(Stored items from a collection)
——————————

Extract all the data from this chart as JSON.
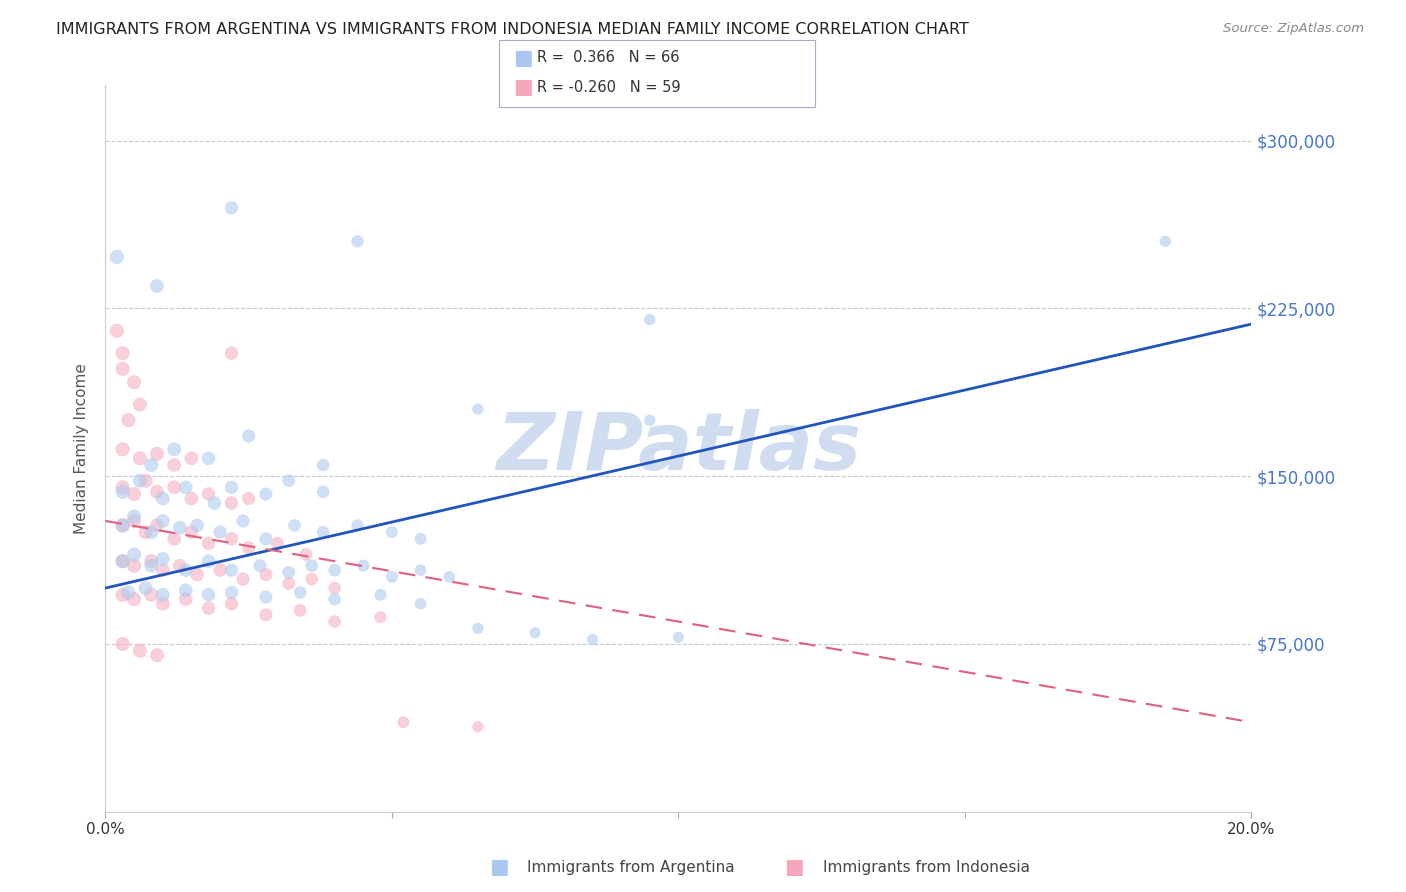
{
  "title": "IMMIGRANTS FROM ARGENTINA VS IMMIGRANTS FROM INDONESIA MEDIAN FAMILY INCOME CORRELATION CHART",
  "source": "Source: ZipAtlas.com",
  "ylabel": "Median Family Income",
  "xlim": [
    0.0,
    0.2
  ],
  "ylim": [
    0,
    325000
  ],
  "yticks": [
    0,
    75000,
    150000,
    225000,
    300000
  ],
  "xticks": [
    0.0,
    0.05,
    0.1,
    0.15,
    0.2
  ],
  "xtick_labels": [
    "0.0%",
    "",
    "",
    "",
    "20.0%"
  ],
  "argentina_color": "#A8C8F0",
  "indonesia_color": "#F5A8BC",
  "argentina_line_color": "#2255BB",
  "indonesia_line_color": "#E06080",
  "background_color": "#FFFFFF",
  "grid_color": "#C8C8D8",
  "title_color": "#222222",
  "right_tick_color": "#4477CC",
  "watermark_color": "#D0DCF0",
  "arg_line_x0": 0.0,
  "arg_line_y0": 100000,
  "arg_line_x1": 0.2,
  "arg_line_y1": 218000,
  "ind_line_x0": 0.0,
  "ind_line_y0": 130000,
  "ind_line_x1": 0.2,
  "ind_line_y1": 40000,
  "argentina_scatter": [
    [
      0.002,
      248000
    ],
    [
      0.009,
      235000
    ],
    [
      0.022,
      270000
    ],
    [
      0.044,
      255000
    ],
    [
      0.095,
      220000
    ],
    [
      0.185,
      255000
    ],
    [
      0.065,
      180000
    ],
    [
      0.095,
      175000
    ],
    [
      0.008,
      155000
    ],
    [
      0.012,
      162000
    ],
    [
      0.018,
      158000
    ],
    [
      0.025,
      168000
    ],
    [
      0.038,
      155000
    ],
    [
      0.003,
      143000
    ],
    [
      0.006,
      148000
    ],
    [
      0.01,
      140000
    ],
    [
      0.014,
      145000
    ],
    [
      0.019,
      138000
    ],
    [
      0.022,
      145000
    ],
    [
      0.028,
      142000
    ],
    [
      0.032,
      148000
    ],
    [
      0.038,
      143000
    ],
    [
      0.003,
      128000
    ],
    [
      0.005,
      132000
    ],
    [
      0.008,
      125000
    ],
    [
      0.01,
      130000
    ],
    [
      0.013,
      127000
    ],
    [
      0.016,
      128000
    ],
    [
      0.02,
      125000
    ],
    [
      0.024,
      130000
    ],
    [
      0.028,
      122000
    ],
    [
      0.033,
      128000
    ],
    [
      0.038,
      125000
    ],
    [
      0.044,
      128000
    ],
    [
      0.05,
      125000
    ],
    [
      0.055,
      122000
    ],
    [
      0.003,
      112000
    ],
    [
      0.005,
      115000
    ],
    [
      0.008,
      110000
    ],
    [
      0.01,
      113000
    ],
    [
      0.014,
      108000
    ],
    [
      0.018,
      112000
    ],
    [
      0.022,
      108000
    ],
    [
      0.027,
      110000
    ],
    [
      0.032,
      107000
    ],
    [
      0.036,
      110000
    ],
    [
      0.04,
      108000
    ],
    [
      0.045,
      110000
    ],
    [
      0.05,
      105000
    ],
    [
      0.055,
      108000
    ],
    [
      0.06,
      105000
    ],
    [
      0.004,
      98000
    ],
    [
      0.007,
      100000
    ],
    [
      0.01,
      97000
    ],
    [
      0.014,
      99000
    ],
    [
      0.018,
      97000
    ],
    [
      0.022,
      98000
    ],
    [
      0.028,
      96000
    ],
    [
      0.034,
      98000
    ],
    [
      0.04,
      95000
    ],
    [
      0.048,
      97000
    ],
    [
      0.055,
      93000
    ],
    [
      0.065,
      82000
    ],
    [
      0.075,
      80000
    ],
    [
      0.085,
      77000
    ],
    [
      0.1,
      78000
    ]
  ],
  "indonesia_scatter": [
    [
      0.002,
      215000
    ],
    [
      0.003,
      205000
    ],
    [
      0.003,
      198000
    ],
    [
      0.005,
      192000
    ],
    [
      0.006,
      182000
    ],
    [
      0.004,
      175000
    ],
    [
      0.022,
      205000
    ],
    [
      0.003,
      162000
    ],
    [
      0.006,
      158000
    ],
    [
      0.009,
      160000
    ],
    [
      0.012,
      155000
    ],
    [
      0.015,
      158000
    ],
    [
      0.003,
      145000
    ],
    [
      0.005,
      142000
    ],
    [
      0.007,
      148000
    ],
    [
      0.009,
      143000
    ],
    [
      0.012,
      145000
    ],
    [
      0.015,
      140000
    ],
    [
      0.018,
      142000
    ],
    [
      0.022,
      138000
    ],
    [
      0.025,
      140000
    ],
    [
      0.003,
      128000
    ],
    [
      0.005,
      130000
    ],
    [
      0.007,
      125000
    ],
    [
      0.009,
      128000
    ],
    [
      0.012,
      122000
    ],
    [
      0.015,
      125000
    ],
    [
      0.018,
      120000
    ],
    [
      0.022,
      122000
    ],
    [
      0.025,
      118000
    ],
    [
      0.03,
      120000
    ],
    [
      0.035,
      115000
    ],
    [
      0.003,
      112000
    ],
    [
      0.005,
      110000
    ],
    [
      0.008,
      112000
    ],
    [
      0.01,
      108000
    ],
    [
      0.013,
      110000
    ],
    [
      0.016,
      106000
    ],
    [
      0.02,
      108000
    ],
    [
      0.024,
      104000
    ],
    [
      0.028,
      106000
    ],
    [
      0.032,
      102000
    ],
    [
      0.036,
      104000
    ],
    [
      0.04,
      100000
    ],
    [
      0.003,
      97000
    ],
    [
      0.005,
      95000
    ],
    [
      0.008,
      97000
    ],
    [
      0.01,
      93000
    ],
    [
      0.014,
      95000
    ],
    [
      0.018,
      91000
    ],
    [
      0.022,
      93000
    ],
    [
      0.028,
      88000
    ],
    [
      0.034,
      90000
    ],
    [
      0.04,
      85000
    ],
    [
      0.048,
      87000
    ],
    [
      0.052,
      40000
    ],
    [
      0.065,
      38000
    ],
    [
      0.003,
      75000
    ],
    [
      0.006,
      72000
    ],
    [
      0.009,
      70000
    ]
  ]
}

——————————

(Exercise requirements) In the copy, include no pictures; restate the listing above exactly.

(In response)
Extract all the data from this chart as JSON.
{
  "title": "IMMIGRANTS FROM ARGENTINA VS IMMIGRANTS FROM INDONESIA MEDIAN FAMILY INCOME CORRELATION CHART",
  "source": "Source: ZipAtlas.com",
  "ylabel": "Median Family Income",
  "xlim": [
    0.0,
    0.2
  ],
  "ylim": [
    0,
    325000
  ],
  "yticks": [
    0,
    75000,
    150000,
    225000,
    300000
  ],
  "xticks": [
    0.0,
    0.05,
    0.1,
    0.15,
    0.2
  ],
  "xtick_labels": [
    "0.0%",
    "",
    "",
    "",
    "20.0%"
  ],
  "argentina_color": "#A8C8F0",
  "indonesia_color": "#F5A8BC",
  "argentina_line_color": "#2255BB",
  "indonesia_line_color": "#E06080",
  "background_color": "#FFFFFF",
  "grid_color": "#C8C8D8",
  "title_color": "#222222",
  "right_tick_color": "#4477CC",
  "watermark_color": "#D0DCF0",
  "arg_line_x0": 0.0,
  "arg_line_y0": 100000,
  "arg_line_x1": 0.2,
  "arg_line_y1": 218000,
  "ind_line_x0": 0.0,
  "ind_line_y0": 130000,
  "ind_line_x1": 0.2,
  "ind_line_y1": 40000,
  "argentina_scatter": [
    [
      0.002,
      248000
    ],
    [
      0.009,
      235000
    ],
    [
      0.022,
      270000
    ],
    [
      0.044,
      255000
    ],
    [
      0.095,
      220000
    ],
    [
      0.185,
      255000
    ],
    [
      0.065,
      180000
    ],
    [
      0.095,
      175000
    ],
    [
      0.008,
      155000
    ],
    [
      0.012,
      162000
    ],
    [
      0.018,
      158000
    ],
    [
      0.025,
      168000
    ],
    [
      0.038,
      155000
    ],
    [
      0.003,
      143000
    ],
    [
      0.006,
      148000
    ],
    [
      0.01,
      140000
    ],
    [
      0.014,
      145000
    ],
    [
      0.019,
      138000
    ],
    [
      0.022,
      145000
    ],
    [
      0.028,
      142000
    ],
    [
      0.032,
      148000
    ],
    [
      0.038,
      143000
    ],
    [
      0.003,
      128000
    ],
    [
      0.005,
      132000
    ],
    [
      0.008,
      125000
    ],
    [
      0.01,
      130000
    ],
    [
      0.013,
      127000
    ],
    [
      0.016,
      128000
    ],
    [
      0.02,
      125000
    ],
    [
      0.024,
      130000
    ],
    [
      0.028,
      122000
    ],
    [
      0.033,
      128000
    ],
    [
      0.038,
      125000
    ],
    [
      0.044,
      128000
    ],
    [
      0.05,
      125000
    ],
    [
      0.055,
      122000
    ],
    [
      0.003,
      112000
    ],
    [
      0.005,
      115000
    ],
    [
      0.008,
      110000
    ],
    [
      0.01,
      113000
    ],
    [
      0.014,
      108000
    ],
    [
      0.018,
      112000
    ],
    [
      0.022,
      108000
    ],
    [
      0.027,
      110000
    ],
    [
      0.032,
      107000
    ],
    [
      0.036,
      110000
    ],
    [
      0.04,
      108000
    ],
    [
      0.045,
      110000
    ],
    [
      0.05,
      105000
    ],
    [
      0.055,
      108000
    ],
    [
      0.06,
      105000
    ],
    [
      0.004,
      98000
    ],
    [
      0.007,
      100000
    ],
    [
      0.01,
      97000
    ],
    [
      0.014,
      99000
    ],
    [
      0.018,
      97000
    ],
    [
      0.022,
      98000
    ],
    [
      0.028,
      96000
    ],
    [
      0.034,
      98000
    ],
    [
      0.04,
      95000
    ],
    [
      0.048,
      97000
    ],
    [
      0.055,
      93000
    ],
    [
      0.065,
      82000
    ],
    [
      0.075,
      80000
    ],
    [
      0.085,
      77000
    ],
    [
      0.1,
      78000
    ]
  ],
  "indonesia_scatter": [
    [
      0.002,
      215000
    ],
    [
      0.003,
      205000
    ],
    [
      0.003,
      198000
    ],
    [
      0.005,
      192000
    ],
    [
      0.006,
      182000
    ],
    [
      0.004,
      175000
    ],
    [
      0.022,
      205000
    ],
    [
      0.003,
      162000
    ],
    [
      0.006,
      158000
    ],
    [
      0.009,
      160000
    ],
    [
      0.012,
      155000
    ],
    [
      0.015,
      158000
    ],
    [
      0.003,
      145000
    ],
    [
      0.005,
      142000
    ],
    [
      0.007,
      148000
    ],
    [
      0.009,
      143000
    ],
    [
      0.012,
      145000
    ],
    [
      0.015,
      140000
    ],
    [
      0.018,
      142000
    ],
    [
      0.022,
      138000
    ],
    [
      0.025,
      140000
    ],
    [
      0.003,
      128000
    ],
    [
      0.005,
      130000
    ],
    [
      0.007,
      125000
    ],
    [
      0.009,
      128000
    ],
    [
      0.012,
      122000
    ],
    [
      0.015,
      125000
    ],
    [
      0.018,
      120000
    ],
    [
      0.022,
      122000
    ],
    [
      0.025,
      118000
    ],
    [
      0.03,
      120000
    ],
    [
      0.035,
      115000
    ],
    [
      0.003,
      112000
    ],
    [
      0.005,
      110000
    ],
    [
      0.008,
      112000
    ],
    [
      0.01,
      108000
    ],
    [
      0.013,
      110000
    ],
    [
      0.016,
      106000
    ],
    [
      0.02,
      108000
    ],
    [
      0.024,
      104000
    ],
    [
      0.028,
      106000
    ],
    [
      0.032,
      102000
    ],
    [
      0.036,
      104000
    ],
    [
      0.04,
      100000
    ],
    [
      0.003,
      97000
    ],
    [
      0.005,
      95000
    ],
    [
      0.008,
      97000
    ],
    [
      0.01,
      93000
    ],
    [
      0.014,
      95000
    ],
    [
      0.018,
      91000
    ],
    [
      0.022,
      93000
    ],
    [
      0.028,
      88000
    ],
    [
      0.034,
      90000
    ],
    [
      0.04,
      85000
    ],
    [
      0.048,
      87000
    ],
    [
      0.052,
      40000
    ],
    [
      0.065,
      38000
    ],
    [
      0.003,
      75000
    ],
    [
      0.006,
      72000
    ],
    [
      0.009,
      70000
    ]
  ]
}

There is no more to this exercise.